__Stated exercise__
Search the data for the string "ester" and extract every line where it appears.
### Exercise materials
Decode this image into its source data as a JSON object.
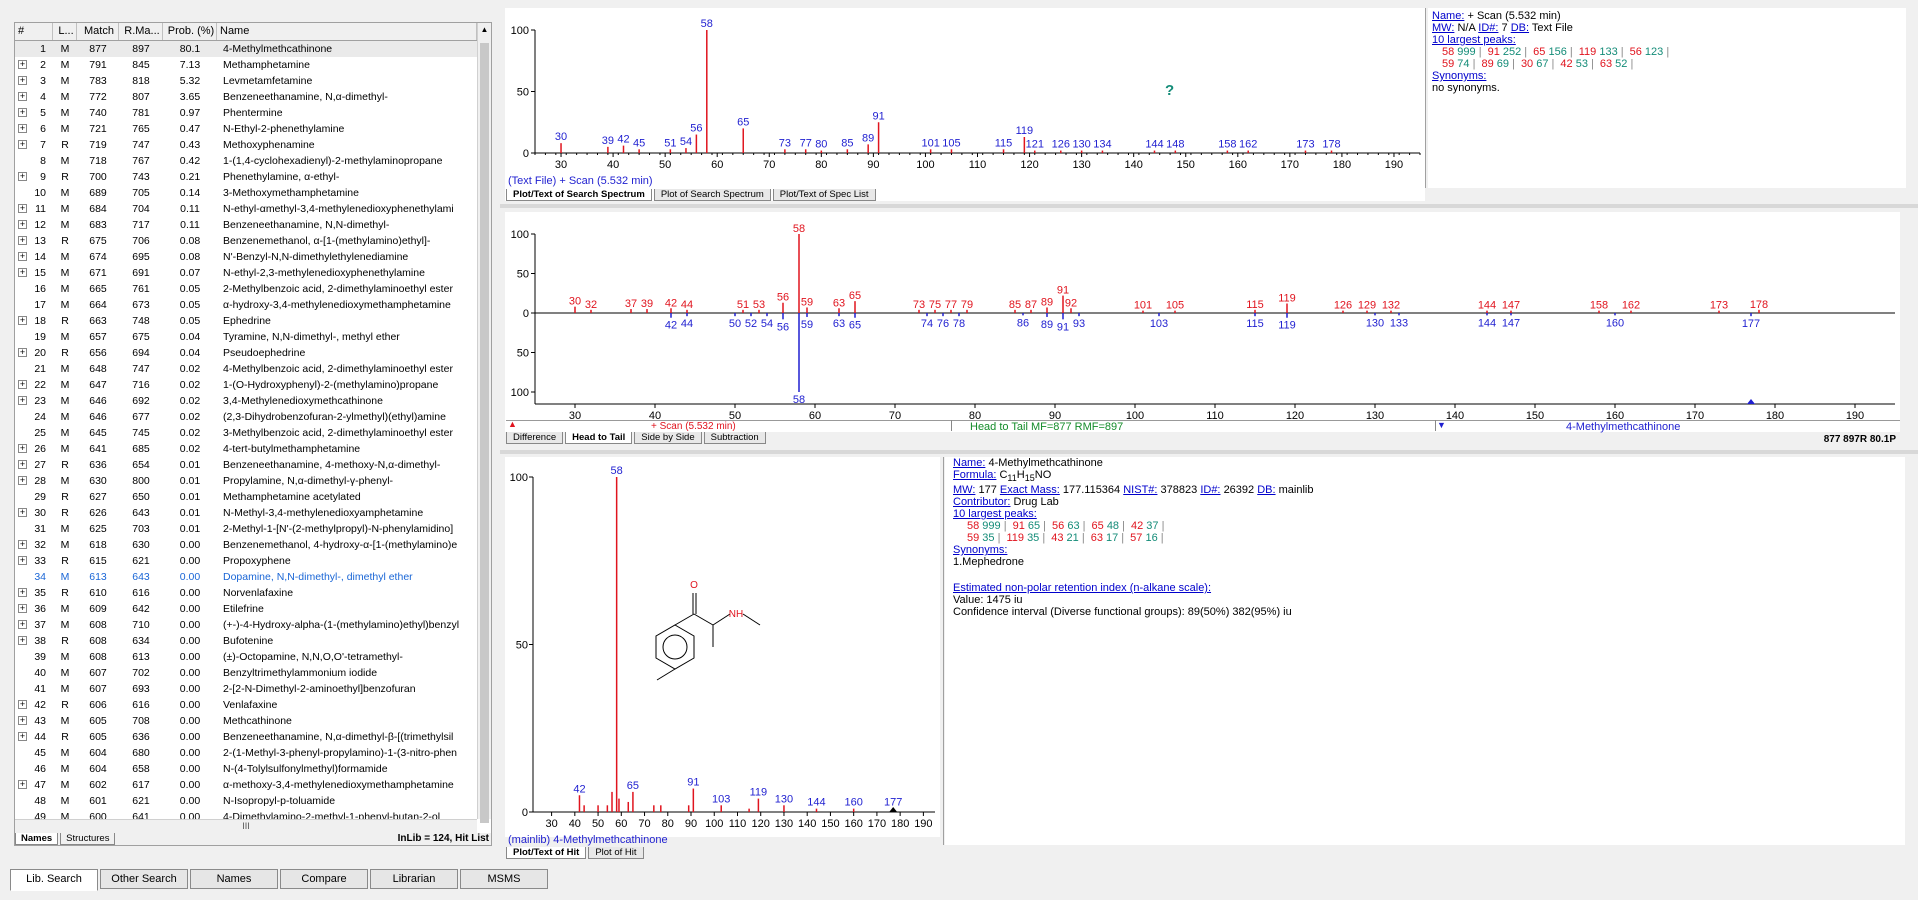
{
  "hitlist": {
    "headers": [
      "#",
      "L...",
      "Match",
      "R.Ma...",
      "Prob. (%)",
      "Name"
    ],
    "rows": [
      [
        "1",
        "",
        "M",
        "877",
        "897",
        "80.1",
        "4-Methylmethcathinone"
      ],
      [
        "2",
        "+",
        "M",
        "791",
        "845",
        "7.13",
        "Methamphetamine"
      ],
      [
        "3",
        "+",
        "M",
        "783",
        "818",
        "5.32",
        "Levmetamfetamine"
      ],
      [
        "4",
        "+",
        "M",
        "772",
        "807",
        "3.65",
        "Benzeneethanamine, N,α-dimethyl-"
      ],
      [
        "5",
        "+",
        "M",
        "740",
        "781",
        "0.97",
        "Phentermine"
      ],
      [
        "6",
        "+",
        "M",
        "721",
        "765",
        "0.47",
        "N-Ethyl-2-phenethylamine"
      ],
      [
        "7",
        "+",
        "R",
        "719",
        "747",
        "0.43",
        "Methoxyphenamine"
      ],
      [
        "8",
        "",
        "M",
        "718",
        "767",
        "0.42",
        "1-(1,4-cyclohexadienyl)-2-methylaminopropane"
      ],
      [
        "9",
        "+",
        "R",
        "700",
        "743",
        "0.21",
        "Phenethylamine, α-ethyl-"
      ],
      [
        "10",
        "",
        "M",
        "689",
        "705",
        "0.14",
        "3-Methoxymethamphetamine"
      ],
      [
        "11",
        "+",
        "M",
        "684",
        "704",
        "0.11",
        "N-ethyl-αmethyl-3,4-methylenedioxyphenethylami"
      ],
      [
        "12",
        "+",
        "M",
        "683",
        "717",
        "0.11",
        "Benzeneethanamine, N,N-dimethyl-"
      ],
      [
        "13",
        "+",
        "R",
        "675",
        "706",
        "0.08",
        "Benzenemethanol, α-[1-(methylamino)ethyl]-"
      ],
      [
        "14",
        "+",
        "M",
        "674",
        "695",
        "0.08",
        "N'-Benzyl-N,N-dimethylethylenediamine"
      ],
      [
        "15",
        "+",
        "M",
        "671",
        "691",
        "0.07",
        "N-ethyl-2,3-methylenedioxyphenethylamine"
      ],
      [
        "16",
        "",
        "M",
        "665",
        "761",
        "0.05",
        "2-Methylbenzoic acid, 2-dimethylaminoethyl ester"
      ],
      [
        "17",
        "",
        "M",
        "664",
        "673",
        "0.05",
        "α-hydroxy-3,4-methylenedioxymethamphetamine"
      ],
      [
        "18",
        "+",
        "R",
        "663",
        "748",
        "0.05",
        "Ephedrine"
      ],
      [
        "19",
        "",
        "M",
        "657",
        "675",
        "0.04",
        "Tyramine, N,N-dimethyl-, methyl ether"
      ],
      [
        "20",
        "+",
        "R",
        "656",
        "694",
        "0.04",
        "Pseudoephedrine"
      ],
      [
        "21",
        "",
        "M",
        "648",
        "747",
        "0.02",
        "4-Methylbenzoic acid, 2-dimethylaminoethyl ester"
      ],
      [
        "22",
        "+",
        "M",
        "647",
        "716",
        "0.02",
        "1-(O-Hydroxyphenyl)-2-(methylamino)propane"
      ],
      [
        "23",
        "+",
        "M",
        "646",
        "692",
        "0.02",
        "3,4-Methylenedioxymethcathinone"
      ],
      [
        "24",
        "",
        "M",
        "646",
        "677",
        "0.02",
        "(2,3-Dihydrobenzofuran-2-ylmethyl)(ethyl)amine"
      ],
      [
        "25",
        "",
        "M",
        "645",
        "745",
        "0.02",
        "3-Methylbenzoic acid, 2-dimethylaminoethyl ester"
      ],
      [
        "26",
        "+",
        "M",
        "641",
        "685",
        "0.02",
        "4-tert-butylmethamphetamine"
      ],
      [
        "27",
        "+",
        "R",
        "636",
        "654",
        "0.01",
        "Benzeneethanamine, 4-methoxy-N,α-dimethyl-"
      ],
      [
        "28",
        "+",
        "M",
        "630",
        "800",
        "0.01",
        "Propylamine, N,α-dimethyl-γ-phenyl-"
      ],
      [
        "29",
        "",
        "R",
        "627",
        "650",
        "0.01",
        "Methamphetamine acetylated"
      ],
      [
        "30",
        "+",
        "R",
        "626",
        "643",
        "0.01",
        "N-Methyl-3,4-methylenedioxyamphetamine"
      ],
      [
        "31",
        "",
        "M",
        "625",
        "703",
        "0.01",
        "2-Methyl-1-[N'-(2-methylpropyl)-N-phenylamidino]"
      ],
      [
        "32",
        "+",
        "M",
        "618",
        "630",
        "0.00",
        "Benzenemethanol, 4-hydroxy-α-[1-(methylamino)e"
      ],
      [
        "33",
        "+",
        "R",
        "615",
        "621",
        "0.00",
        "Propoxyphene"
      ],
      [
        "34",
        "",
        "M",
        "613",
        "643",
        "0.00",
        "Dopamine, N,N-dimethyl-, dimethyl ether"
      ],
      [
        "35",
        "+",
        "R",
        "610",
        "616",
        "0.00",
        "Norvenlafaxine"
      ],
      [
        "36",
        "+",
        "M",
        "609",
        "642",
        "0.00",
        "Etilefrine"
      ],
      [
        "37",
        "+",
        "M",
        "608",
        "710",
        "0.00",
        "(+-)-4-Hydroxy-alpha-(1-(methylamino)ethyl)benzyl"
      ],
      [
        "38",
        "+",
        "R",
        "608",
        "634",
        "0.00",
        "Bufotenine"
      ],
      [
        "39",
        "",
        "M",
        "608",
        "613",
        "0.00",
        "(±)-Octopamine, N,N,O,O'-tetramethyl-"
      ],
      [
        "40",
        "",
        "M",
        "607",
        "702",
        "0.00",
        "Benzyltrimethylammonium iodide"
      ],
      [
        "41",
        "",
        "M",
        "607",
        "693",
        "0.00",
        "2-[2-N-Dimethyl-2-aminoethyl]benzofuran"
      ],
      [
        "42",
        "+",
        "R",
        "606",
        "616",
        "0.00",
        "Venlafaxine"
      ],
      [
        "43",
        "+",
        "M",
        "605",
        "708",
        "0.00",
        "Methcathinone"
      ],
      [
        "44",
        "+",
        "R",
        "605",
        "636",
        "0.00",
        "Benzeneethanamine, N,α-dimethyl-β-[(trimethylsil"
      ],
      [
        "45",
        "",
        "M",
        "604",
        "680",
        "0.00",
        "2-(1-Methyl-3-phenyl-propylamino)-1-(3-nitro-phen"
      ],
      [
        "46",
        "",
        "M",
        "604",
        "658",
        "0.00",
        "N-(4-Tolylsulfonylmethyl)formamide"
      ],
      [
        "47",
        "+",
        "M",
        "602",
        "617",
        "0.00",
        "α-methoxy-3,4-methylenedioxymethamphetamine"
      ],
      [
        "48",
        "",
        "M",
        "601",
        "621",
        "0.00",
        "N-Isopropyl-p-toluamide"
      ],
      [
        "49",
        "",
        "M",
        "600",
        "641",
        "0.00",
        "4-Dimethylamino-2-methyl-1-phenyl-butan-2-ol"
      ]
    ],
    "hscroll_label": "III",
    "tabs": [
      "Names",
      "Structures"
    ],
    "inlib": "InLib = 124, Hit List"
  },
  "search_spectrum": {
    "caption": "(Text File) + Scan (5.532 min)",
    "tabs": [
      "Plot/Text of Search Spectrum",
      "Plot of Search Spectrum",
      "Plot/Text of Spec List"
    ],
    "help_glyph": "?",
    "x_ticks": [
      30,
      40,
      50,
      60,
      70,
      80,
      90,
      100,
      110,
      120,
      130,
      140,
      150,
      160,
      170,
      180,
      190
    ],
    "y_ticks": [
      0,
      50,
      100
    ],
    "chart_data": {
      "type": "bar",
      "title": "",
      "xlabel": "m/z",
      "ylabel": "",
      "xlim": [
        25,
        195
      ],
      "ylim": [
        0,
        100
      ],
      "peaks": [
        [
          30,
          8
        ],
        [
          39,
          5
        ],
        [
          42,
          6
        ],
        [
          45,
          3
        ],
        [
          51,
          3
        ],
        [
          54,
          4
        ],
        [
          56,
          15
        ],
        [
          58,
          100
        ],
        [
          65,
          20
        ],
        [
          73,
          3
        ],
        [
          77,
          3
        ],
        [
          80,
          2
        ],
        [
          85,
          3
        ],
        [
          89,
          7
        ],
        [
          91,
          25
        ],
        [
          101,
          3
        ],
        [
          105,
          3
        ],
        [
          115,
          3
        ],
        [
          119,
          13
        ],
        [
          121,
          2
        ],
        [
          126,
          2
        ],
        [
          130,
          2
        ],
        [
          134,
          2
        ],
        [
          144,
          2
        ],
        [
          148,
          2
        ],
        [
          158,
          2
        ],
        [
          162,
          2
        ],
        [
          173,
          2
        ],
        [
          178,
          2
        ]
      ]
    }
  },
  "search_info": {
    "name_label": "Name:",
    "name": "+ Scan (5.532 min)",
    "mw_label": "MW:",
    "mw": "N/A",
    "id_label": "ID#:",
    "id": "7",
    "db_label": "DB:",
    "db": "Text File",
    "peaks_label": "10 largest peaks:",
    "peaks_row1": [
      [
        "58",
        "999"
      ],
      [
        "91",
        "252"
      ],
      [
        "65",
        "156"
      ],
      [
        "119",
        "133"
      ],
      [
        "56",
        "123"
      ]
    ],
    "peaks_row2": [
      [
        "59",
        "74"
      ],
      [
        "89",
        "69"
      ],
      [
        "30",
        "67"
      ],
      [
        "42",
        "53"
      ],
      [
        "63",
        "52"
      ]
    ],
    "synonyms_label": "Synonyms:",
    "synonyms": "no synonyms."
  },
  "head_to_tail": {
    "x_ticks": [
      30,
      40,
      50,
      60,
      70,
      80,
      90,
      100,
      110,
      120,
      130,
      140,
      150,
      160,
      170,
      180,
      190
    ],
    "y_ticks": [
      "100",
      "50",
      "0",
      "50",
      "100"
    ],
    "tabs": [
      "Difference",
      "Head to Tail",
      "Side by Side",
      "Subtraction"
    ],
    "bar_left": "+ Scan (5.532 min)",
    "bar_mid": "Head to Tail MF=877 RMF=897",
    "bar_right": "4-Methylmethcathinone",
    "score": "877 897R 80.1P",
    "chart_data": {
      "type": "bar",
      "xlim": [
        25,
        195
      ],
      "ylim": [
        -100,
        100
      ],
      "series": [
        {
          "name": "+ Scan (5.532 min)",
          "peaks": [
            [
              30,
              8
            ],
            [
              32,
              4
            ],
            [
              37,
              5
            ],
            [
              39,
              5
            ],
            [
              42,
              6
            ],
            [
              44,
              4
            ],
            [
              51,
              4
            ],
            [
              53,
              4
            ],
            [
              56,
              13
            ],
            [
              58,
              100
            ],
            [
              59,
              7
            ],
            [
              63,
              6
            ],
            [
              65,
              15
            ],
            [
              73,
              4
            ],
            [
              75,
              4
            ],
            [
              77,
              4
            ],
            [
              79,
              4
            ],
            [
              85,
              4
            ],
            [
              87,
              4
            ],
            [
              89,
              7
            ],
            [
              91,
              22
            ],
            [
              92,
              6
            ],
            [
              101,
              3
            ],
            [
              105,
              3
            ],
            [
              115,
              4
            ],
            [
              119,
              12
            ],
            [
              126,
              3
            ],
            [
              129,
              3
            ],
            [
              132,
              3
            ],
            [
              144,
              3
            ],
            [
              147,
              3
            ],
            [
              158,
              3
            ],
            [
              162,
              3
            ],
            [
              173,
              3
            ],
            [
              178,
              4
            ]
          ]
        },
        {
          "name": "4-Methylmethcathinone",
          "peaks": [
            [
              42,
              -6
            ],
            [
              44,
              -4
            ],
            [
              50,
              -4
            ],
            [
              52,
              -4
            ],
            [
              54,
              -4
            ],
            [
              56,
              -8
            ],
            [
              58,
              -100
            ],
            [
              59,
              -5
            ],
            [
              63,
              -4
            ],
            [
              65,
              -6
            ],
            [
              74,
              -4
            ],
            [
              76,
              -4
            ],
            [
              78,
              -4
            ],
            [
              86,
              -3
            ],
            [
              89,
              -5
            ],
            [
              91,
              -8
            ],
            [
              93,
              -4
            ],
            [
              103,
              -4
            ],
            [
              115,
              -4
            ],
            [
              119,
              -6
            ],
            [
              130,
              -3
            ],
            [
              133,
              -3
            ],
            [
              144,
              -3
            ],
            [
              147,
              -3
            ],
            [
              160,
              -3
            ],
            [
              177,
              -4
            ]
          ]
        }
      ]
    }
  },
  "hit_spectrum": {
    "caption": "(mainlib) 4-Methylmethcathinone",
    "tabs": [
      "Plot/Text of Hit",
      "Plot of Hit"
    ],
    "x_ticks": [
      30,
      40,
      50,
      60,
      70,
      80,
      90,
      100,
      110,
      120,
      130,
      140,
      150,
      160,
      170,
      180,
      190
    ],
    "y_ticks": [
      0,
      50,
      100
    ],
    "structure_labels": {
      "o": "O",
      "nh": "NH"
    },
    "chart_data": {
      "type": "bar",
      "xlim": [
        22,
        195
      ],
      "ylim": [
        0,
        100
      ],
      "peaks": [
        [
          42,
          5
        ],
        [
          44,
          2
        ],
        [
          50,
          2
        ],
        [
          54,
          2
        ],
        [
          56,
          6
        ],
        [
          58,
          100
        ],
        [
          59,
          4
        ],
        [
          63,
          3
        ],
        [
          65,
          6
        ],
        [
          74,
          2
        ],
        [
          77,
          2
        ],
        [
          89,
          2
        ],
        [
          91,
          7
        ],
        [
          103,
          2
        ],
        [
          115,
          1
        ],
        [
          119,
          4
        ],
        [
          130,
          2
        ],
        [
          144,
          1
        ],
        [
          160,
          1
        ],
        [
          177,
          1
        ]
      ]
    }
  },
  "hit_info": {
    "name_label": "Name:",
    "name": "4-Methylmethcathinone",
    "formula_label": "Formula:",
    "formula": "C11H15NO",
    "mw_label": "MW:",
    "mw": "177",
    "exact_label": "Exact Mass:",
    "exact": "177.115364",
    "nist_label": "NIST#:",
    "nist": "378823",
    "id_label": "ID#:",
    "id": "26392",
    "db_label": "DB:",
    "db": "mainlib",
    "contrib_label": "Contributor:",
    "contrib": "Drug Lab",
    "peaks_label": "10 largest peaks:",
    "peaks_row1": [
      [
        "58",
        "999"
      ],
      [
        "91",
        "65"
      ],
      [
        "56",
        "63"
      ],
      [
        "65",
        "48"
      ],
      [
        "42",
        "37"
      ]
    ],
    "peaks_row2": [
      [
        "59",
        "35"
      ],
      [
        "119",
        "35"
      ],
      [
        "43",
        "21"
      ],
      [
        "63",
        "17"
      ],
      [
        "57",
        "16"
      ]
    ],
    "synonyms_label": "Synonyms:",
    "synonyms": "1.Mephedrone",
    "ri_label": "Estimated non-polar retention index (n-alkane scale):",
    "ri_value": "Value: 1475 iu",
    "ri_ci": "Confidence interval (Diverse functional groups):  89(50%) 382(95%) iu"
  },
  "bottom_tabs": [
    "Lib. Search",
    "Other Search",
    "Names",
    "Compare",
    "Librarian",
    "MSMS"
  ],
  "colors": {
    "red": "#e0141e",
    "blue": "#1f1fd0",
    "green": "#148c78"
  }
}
######
__Solution to this exercise__
        "2-Methylbenzoic acid, 2-dimethylaminoethyl ester"
        "4-Methylbenzoic acid, 2-dimethylaminoethyl ester"
        "3-Methylbenzoic acid, 2-dimethylaminoethyl ester"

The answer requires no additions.